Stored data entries
====

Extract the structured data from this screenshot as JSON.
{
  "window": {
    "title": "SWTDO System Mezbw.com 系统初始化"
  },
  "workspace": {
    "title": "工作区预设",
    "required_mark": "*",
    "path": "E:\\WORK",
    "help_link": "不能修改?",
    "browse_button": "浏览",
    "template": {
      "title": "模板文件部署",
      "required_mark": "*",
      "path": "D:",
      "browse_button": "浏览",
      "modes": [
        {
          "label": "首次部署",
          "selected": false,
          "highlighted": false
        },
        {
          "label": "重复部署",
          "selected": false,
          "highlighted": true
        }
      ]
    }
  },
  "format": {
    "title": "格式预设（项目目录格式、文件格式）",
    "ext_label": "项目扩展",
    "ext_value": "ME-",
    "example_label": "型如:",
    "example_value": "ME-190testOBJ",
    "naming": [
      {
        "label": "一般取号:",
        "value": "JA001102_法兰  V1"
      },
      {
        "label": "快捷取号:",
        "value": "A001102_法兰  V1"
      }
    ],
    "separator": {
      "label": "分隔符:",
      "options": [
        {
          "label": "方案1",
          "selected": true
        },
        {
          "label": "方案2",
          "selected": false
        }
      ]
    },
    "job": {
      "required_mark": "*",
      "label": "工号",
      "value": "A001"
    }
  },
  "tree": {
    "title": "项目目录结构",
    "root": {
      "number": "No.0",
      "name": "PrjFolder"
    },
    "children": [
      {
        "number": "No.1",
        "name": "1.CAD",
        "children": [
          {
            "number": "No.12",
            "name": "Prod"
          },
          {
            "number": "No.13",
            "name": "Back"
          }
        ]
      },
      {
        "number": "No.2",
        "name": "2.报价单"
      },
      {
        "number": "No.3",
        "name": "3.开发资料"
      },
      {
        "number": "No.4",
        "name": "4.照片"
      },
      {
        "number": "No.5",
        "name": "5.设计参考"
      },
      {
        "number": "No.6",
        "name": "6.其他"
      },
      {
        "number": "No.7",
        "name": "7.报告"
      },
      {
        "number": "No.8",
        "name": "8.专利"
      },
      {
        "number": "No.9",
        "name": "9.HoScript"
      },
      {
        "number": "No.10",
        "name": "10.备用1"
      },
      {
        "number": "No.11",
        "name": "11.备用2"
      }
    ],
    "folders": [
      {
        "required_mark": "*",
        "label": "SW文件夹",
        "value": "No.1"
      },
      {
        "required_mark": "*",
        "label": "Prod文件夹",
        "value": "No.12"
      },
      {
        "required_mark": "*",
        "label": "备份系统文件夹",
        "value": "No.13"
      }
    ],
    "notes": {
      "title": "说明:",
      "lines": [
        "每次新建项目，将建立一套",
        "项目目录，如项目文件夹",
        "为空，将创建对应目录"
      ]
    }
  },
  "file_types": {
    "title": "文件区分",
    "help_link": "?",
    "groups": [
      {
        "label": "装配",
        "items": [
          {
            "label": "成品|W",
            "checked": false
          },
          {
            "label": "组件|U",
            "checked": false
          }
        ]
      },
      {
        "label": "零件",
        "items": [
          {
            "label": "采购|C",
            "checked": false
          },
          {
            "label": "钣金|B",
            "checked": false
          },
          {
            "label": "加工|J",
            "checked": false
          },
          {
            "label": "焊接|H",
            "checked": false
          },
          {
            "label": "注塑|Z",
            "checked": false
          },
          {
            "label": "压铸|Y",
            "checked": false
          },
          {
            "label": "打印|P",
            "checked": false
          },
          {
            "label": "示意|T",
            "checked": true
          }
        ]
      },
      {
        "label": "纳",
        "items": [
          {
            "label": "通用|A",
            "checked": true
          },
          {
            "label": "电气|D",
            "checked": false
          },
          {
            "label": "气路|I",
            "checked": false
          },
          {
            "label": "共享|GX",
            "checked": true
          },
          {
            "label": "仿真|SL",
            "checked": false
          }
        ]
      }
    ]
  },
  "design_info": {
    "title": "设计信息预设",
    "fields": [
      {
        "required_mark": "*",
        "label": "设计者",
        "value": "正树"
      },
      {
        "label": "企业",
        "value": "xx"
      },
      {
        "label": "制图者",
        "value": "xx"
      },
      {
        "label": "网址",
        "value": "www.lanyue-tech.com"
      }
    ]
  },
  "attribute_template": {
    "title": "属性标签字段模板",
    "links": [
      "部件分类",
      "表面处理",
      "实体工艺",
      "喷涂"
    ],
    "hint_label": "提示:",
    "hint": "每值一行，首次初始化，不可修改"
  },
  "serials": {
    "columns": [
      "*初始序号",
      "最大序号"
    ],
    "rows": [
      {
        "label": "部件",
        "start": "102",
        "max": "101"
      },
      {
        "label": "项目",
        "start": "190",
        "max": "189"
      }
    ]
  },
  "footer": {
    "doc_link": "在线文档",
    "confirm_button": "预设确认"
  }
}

====

### Requirements
Your task is to transcribe the material exactly.

### Solution for this task
Extract the structured data from this screenshot as JSON.
{
  "window": {
    "title": "SWTDO System Mezbw.com 系统初始化"
  },
  "workspace": {
    "title": "工作区预设",
    "required_mark": "*",
    "path": "E:\\WORK",
    "help_link": "不能修改?",
    "browse_button": "浏览",
    "template": {
      "title": "模板文件部署",
      "required_mark": "*",
      "path": "D:",
      "browse_button": "浏览",
      "modes": [
        {
          "label": "首次部署",
          "selected": false,
          "highlighted": false
        },
        {
          "label": "重复部署",
          "selected": false,
          "highlighted": true
        }
      ]
    }
  },
  "format": {
    "title": "格式预设（项目目录格式、文件格式）",
    "ext_label": "项目扩展",
    "ext_value": "ME-",
    "example_label": "型如:",
    "example_value": "ME-190testOBJ",
    "naming": [
      {
        "label": "一般取号:",
        "value": "JA001102_法兰  V1"
      },
      {
        "label": "快捷取号:",
        "value": "A001102_法兰  V1"
      }
    ],
    "separator": {
      "label": "分隔符:",
      "options": [
        {
          "label": "方案1",
          "selected": true
        },
        {
          "label": "方案2",
          "selected": false
        }
      ]
    },
    "job": {
      "required_mark": "*",
      "label": "工号",
      "value": "A001"
    }
  },
  "tree": {
    "title": "项目目录结构",
    "root": {
      "number": "No.0",
      "name": "PrjFolder"
    },
    "children": [
      {
        "number": "No.1",
        "name": "1.CAD",
        "children": [
          {
            "number": "No.12",
            "name": "Prod"
          },
          {
            "number": "No.13",
            "name": "Back"
          }
        ]
      },
      {
        "number": "No.2",
        "name": "2.报价单"
      },
      {
        "number": "No.3",
        "name": "3.开发资料"
      },
      {
        "number": "No.4",
        "name": "4.照片"
      },
      {
        "number": "No.5",
        "name": "5.设计参考"
      },
      {
        "number": "No.6",
        "name": "6.其他"
      },
      {
        "number": "No.7",
        "name": "7.报告"
      },
      {
        "number": "No.8",
        "name": "8.专利"
      },
      {
        "number": "No.9",
        "name": "9.HoScript"
      },
      {
        "number": "No.10",
        "name": "10.备用1"
      },
      {
        "number": "No.11",
        "name": "11.备用2"
      }
    ],
    "folders": [
      {
        "required_mark": "*",
        "label": "SW文件夹",
        "value": "No.1"
      },
      {
        "required_mark": "*",
        "label": "Prod文件夹",
        "value": "No.12"
      },
      {
        "required_mark": "*",
        "label": "备份系统文件夹",
        "value": "No.13"
      }
    ],
    "notes": {
      "title": "说明:",
      "lines": [
        "每次新建项目，将建立一套",
        "项目目录，如项目文件夹",
        "为空，将创建对应目录"
      ]
    }
  },
  "file_types": {
    "title": "文件区分",
    "help_link": "?",
    "groups": [
      {
        "label": "装配",
        "items": [
          {
            "label": "成品|W",
            "checked": false
          },
          {
            "label": "组件|U",
            "checked": false
          }
        ]
      },
      {
        "label": "零件",
        "items": [
          {
            "label": "采购|C",
            "checked": false
          },
          {
            "label": "钣金|B",
            "checked": false
          },
          {
            "label": "加工|J",
            "checked": false
          },
          {
            "label": "焊接|H",
            "checked": false
          },
          {
            "label": "注塑|Z",
            "checked": false
          },
          {
            "label": "压铸|Y",
            "checked": false
          },
          {
            "label": "打印|P",
            "checked": false
          },
          {
            "label": "示意|T",
            "checked": true
          }
        ]
      },
      {
        "label": "纳",
        "items": [
          {
            "label": "通用|A",
            "checked": true
          },
          {
            "label": "电气|D",
            "checked": false
          },
          {
            "label": "气路|I",
            "checked": false
          },
          {
            "label": "共享|GX",
            "checked": true
          },
          {
            "label": "仿真|SL",
            "checked": false
          }
        ]
      }
    ]
  },
  "design_info": {
    "title": "设计信息预设",
    "fields": [
      {
        "required_mark": "*",
        "label": "设计者",
        "value": "正树"
      },
      {
        "label": "企业",
        "value": "xx"
      },
      {
        "label": "制图者",
        "value": "xx"
      },
      {
        "label": "网址",
        "value": "www.lanyue-tech.com"
      }
    ]
  },
  "attribute_template": {
    "title": "属性标签字段模板",
    "links": [
      "部件分类",
      "表面处理",
      "实体工艺",
      "喷涂"
    ],
    "hint_label": "提示:",
    "hint": "每值一行，首次初始化，不可修改"
  },
  "serials": {
    "columns": [
      "*初始序号",
      "最大序号"
    ],
    "rows": [
      {
        "label": "部件",
        "start": "102",
        "max": "101"
      },
      {
        "label": "项目",
        "start": "190",
        "max": "189"
      }
    ]
  },
  "footer": {
    "doc_link": "在线文档",
    "confirm_button": "预设确认"
  }
}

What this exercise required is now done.